Exercise task: Write out all of the entries that follow, word for word, but skip the pictures.

Dataset content:
— START —

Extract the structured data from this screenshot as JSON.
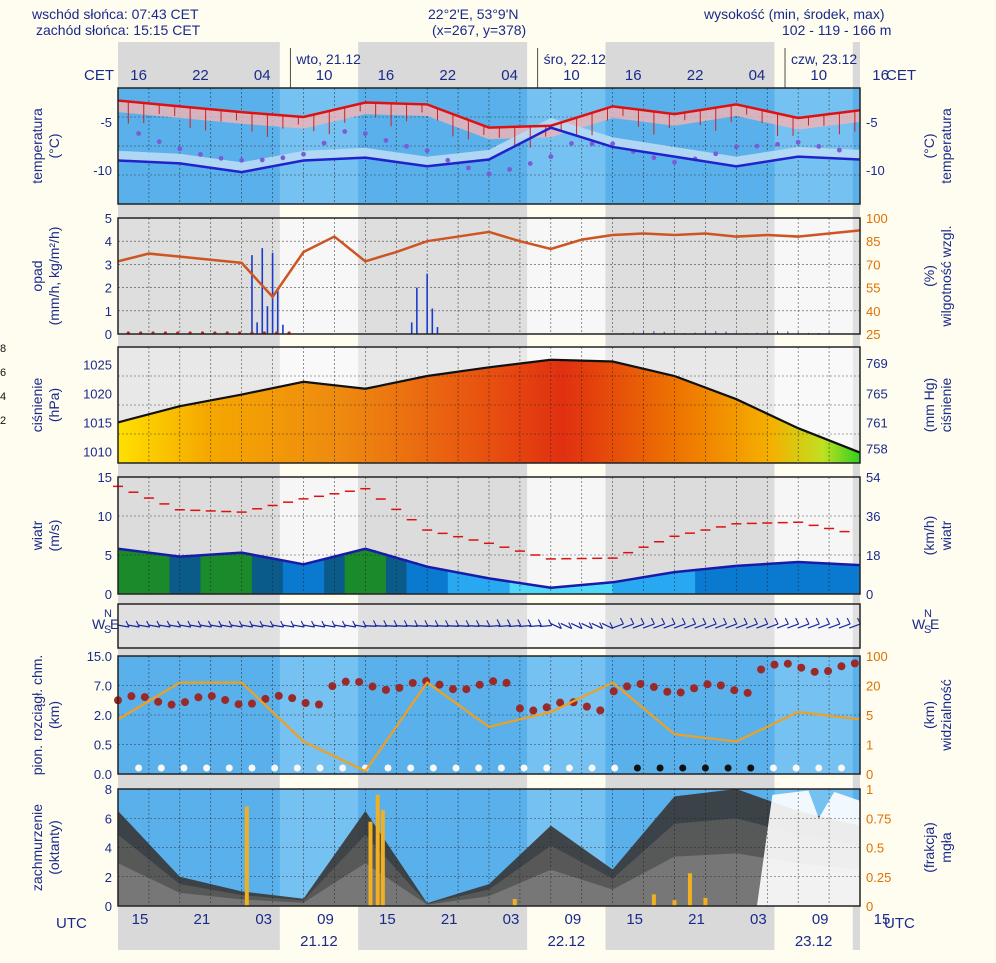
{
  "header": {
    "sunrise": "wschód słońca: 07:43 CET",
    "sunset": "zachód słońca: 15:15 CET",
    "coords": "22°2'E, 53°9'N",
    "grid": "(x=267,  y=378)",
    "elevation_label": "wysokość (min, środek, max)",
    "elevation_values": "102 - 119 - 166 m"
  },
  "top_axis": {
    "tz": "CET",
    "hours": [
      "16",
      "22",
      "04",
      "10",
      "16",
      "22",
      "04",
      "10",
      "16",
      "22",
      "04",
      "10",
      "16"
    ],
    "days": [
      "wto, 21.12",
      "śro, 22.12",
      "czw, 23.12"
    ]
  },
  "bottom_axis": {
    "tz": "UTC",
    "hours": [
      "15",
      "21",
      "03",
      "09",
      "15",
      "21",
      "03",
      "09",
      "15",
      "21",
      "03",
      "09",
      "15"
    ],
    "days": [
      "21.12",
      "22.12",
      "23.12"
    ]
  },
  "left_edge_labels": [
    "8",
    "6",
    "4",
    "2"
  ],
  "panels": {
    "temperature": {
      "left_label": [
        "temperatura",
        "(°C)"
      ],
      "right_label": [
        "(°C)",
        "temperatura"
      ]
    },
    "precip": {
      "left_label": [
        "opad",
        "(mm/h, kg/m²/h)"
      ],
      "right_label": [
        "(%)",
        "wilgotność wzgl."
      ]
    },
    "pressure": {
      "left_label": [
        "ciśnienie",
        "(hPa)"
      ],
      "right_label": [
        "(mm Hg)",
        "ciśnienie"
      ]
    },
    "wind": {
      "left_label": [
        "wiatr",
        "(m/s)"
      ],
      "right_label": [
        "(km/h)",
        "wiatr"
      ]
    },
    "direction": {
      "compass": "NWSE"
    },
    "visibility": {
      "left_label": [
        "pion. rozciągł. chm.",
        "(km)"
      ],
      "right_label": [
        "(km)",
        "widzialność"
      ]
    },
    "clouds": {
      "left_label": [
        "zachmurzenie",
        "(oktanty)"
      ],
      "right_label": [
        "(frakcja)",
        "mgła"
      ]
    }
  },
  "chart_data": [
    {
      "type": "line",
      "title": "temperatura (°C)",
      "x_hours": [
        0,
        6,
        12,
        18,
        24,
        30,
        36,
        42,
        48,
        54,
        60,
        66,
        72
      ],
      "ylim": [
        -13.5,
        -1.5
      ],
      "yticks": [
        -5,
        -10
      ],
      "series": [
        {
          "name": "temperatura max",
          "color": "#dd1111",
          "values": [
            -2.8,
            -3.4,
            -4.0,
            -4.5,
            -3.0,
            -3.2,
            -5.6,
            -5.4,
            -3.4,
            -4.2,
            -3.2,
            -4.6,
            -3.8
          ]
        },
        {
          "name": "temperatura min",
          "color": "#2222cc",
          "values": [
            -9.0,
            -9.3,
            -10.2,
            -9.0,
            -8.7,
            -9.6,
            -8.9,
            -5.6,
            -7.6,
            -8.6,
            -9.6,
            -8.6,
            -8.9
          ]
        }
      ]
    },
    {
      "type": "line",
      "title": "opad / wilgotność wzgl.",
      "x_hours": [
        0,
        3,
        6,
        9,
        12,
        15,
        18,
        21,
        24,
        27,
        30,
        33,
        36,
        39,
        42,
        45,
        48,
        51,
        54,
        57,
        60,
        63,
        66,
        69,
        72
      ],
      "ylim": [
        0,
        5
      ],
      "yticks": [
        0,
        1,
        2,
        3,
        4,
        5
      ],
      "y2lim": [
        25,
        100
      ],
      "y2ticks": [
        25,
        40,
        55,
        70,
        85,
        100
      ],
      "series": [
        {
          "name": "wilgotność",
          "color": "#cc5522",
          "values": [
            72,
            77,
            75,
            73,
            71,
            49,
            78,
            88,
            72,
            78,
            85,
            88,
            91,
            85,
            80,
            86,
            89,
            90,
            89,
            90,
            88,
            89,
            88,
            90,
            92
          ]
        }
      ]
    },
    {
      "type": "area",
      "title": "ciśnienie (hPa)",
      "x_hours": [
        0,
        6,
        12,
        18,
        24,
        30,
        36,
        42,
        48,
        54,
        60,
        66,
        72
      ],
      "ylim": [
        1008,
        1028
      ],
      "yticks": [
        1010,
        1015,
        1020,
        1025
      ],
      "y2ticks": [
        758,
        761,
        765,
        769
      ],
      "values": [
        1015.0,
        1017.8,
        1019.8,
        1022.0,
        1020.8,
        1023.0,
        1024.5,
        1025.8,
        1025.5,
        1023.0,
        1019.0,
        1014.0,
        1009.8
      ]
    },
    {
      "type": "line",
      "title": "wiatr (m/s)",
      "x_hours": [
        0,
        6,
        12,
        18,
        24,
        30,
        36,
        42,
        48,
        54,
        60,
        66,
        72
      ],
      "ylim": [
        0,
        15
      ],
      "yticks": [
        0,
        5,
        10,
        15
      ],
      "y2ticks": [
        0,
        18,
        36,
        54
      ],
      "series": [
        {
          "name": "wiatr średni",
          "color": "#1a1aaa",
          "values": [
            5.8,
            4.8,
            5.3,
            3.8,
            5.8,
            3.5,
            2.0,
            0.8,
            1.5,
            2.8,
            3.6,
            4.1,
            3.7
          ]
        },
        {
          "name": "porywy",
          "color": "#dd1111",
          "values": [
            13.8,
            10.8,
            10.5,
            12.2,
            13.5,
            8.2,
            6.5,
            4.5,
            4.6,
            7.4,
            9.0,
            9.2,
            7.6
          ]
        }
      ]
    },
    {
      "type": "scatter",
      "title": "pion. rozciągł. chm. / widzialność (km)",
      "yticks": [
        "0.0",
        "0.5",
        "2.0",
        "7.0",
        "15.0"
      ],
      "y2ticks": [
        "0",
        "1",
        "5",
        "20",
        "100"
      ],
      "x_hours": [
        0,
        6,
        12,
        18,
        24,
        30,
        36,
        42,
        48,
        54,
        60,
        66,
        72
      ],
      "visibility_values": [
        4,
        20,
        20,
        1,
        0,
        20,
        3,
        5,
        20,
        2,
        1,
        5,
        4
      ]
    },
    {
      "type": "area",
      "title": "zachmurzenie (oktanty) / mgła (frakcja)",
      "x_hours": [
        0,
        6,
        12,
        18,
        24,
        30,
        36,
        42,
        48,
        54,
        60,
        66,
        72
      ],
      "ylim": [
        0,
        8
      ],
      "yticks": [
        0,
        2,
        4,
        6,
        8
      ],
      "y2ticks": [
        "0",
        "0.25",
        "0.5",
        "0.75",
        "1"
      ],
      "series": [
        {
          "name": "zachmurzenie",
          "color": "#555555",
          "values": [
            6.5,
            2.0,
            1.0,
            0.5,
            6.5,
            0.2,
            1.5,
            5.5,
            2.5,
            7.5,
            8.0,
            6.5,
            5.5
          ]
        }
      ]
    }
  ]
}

— END —

Answer for the task:
Extract the structured data from this screenshot as JSON.
{
  "header": {
    "sunrise": "wschód słońca: 07:43 CET",
    "sunset": "zachód słońca: 15:15 CET",
    "coords": "22°2'E, 53°9'N",
    "grid": "(x=267,  y=378)",
    "elevation_label": "wysokość (min, środek, max)",
    "elevation_values": "102 - 119 - 166 m"
  },
  "top_axis": {
    "tz": "CET",
    "hours": [
      "16",
      "22",
      "04",
      "10",
      "16",
      "22",
      "04",
      "10",
      "16",
      "22",
      "04",
      "10",
      "16"
    ],
    "days": [
      "wto, 21.12",
      "śro, 22.12",
      "czw, 23.12"
    ]
  },
  "bottom_axis": {
    "tz": "UTC",
    "hours": [
      "15",
      "21",
      "03",
      "09",
      "15",
      "21",
      "03",
      "09",
      "15",
      "21",
      "03",
      "09",
      "15"
    ],
    "days": [
      "21.12",
      "22.12",
      "23.12"
    ]
  },
  "left_edge_labels": [
    "8",
    "6",
    "4",
    "2"
  ],
  "panels": {
    "temperature": {
      "left_label": [
        "temperatura",
        "(°C)"
      ],
      "right_label": [
        "(°C)",
        "temperatura"
      ]
    },
    "precip": {
      "left_label": [
        "opad",
        "(mm/h, kg/m²/h)"
      ],
      "right_label": [
        "(%)",
        "wilgotność wzgl."
      ]
    },
    "pressure": {
      "left_label": [
        "ciśnienie",
        "(hPa)"
      ],
      "right_label": [
        "(mm Hg)",
        "ciśnienie"
      ]
    },
    "wind": {
      "left_label": [
        "wiatr",
        "(m/s)"
      ],
      "right_label": [
        "(km/h)",
        "wiatr"
      ]
    },
    "direction": {
      "compass": "NWSE"
    },
    "visibility": {
      "left_label": [
        "pion. rozciągł. chm.",
        "(km)"
      ],
      "right_label": [
        "(km)",
        "widzialność"
      ]
    },
    "clouds": {
      "left_label": [
        "zachmurzenie",
        "(oktanty)"
      ],
      "right_label": [
        "(frakcja)",
        "mgła"
      ]
    }
  },
  "chart_data": [
    {
      "type": "line",
      "title": "temperatura (°C)",
      "x_hours": [
        0,
        6,
        12,
        18,
        24,
        30,
        36,
        42,
        48,
        54,
        60,
        66,
        72
      ],
      "ylim": [
        -13.5,
        -1.5
      ],
      "yticks": [
        -5,
        -10
      ],
      "series": [
        {
          "name": "temperatura max",
          "color": "#dd1111",
          "values": [
            -2.8,
            -3.4,
            -4.0,
            -4.5,
            -3.0,
            -3.2,
            -5.6,
            -5.4,
            -3.4,
            -4.2,
            -3.2,
            -4.6,
            -3.8
          ]
        },
        {
          "name": "temperatura min",
          "color": "#2222cc",
          "values": [
            -9.0,
            -9.3,
            -10.2,
            -9.0,
            -8.7,
            -9.6,
            -8.9,
            -5.6,
            -7.6,
            -8.6,
            -9.6,
            -8.6,
            -8.9
          ]
        }
      ]
    },
    {
      "type": "line",
      "title": "opad / wilgotność wzgl.",
      "x_hours": [
        0,
        3,
        6,
        9,
        12,
        15,
        18,
        21,
        24,
        27,
        30,
        33,
        36,
        39,
        42,
        45,
        48,
        51,
        54,
        57,
        60,
        63,
        66,
        69,
        72
      ],
      "ylim": [
        0,
        5
      ],
      "yticks": [
        0,
        1,
        2,
        3,
        4,
        5
      ],
      "y2lim": [
        25,
        100
      ],
      "y2ticks": [
        25,
        40,
        55,
        70,
        85,
        100
      ],
      "series": [
        {
          "name": "wilgotność",
          "color": "#cc5522",
          "values": [
            72,
            77,
            75,
            73,
            71,
            49,
            78,
            88,
            72,
            78,
            85,
            88,
            91,
            85,
            80,
            86,
            89,
            90,
            89,
            90,
            88,
            89,
            88,
            90,
            92
          ]
        }
      ]
    },
    {
      "type": "area",
      "title": "ciśnienie (hPa)",
      "x_hours": [
        0,
        6,
        12,
        18,
        24,
        30,
        36,
        42,
        48,
        54,
        60,
        66,
        72
      ],
      "ylim": [
        1008,
        1028
      ],
      "yticks": [
        1010,
        1015,
        1020,
        1025
      ],
      "y2ticks": [
        758,
        761,
        765,
        769
      ],
      "values": [
        1015.0,
        1017.8,
        1019.8,
        1022.0,
        1020.8,
        1023.0,
        1024.5,
        1025.8,
        1025.5,
        1023.0,
        1019.0,
        1014.0,
        1009.8
      ]
    },
    {
      "type": "line",
      "title": "wiatr (m/s)",
      "x_hours": [
        0,
        6,
        12,
        18,
        24,
        30,
        36,
        42,
        48,
        54,
        60,
        66,
        72
      ],
      "ylim": [
        0,
        15
      ],
      "yticks": [
        0,
        5,
        10,
        15
      ],
      "y2ticks": [
        0,
        18,
        36,
        54
      ],
      "series": [
        {
          "name": "wiatr średni",
          "color": "#1a1aaa",
          "values": [
            5.8,
            4.8,
            5.3,
            3.8,
            5.8,
            3.5,
            2.0,
            0.8,
            1.5,
            2.8,
            3.6,
            4.1,
            3.7
          ]
        },
        {
          "name": "porywy",
          "color": "#dd1111",
          "values": [
            13.8,
            10.8,
            10.5,
            12.2,
            13.5,
            8.2,
            6.5,
            4.5,
            4.6,
            7.4,
            9.0,
            9.2,
            7.6
          ]
        }
      ]
    },
    {
      "type": "scatter",
      "title": "pion. rozciągł. chm. / widzialność (km)",
      "yticks": [
        "0.0",
        "0.5",
        "2.0",
        "7.0",
        "15.0"
      ],
      "y2ticks": [
        "0",
        "1",
        "5",
        "20",
        "100"
      ],
      "x_hours": [
        0,
        6,
        12,
        18,
        24,
        30,
        36,
        42,
        48,
        54,
        60,
        66,
        72
      ],
      "visibility_values": [
        4,
        20,
        20,
        1,
        0,
        20,
        3,
        5,
        20,
        2,
        1,
        5,
        4
      ]
    },
    {
      "type": "area",
      "title": "zachmurzenie (oktanty) / mgła (frakcja)",
      "x_hours": [
        0,
        6,
        12,
        18,
        24,
        30,
        36,
        42,
        48,
        54,
        60,
        66,
        72
      ],
      "ylim": [
        0,
        8
      ],
      "yticks": [
        0,
        2,
        4,
        6,
        8
      ],
      "y2ticks": [
        "0",
        "0.25",
        "0.5",
        "0.75",
        "1"
      ],
      "series": [
        {
          "name": "zachmurzenie",
          "color": "#555555",
          "values": [
            6.5,
            2.0,
            1.0,
            0.5,
            6.5,
            0.2,
            1.5,
            5.5,
            2.5,
            7.5,
            8.0,
            6.5,
            5.5
          ]
        }
      ]
    }
  ]
}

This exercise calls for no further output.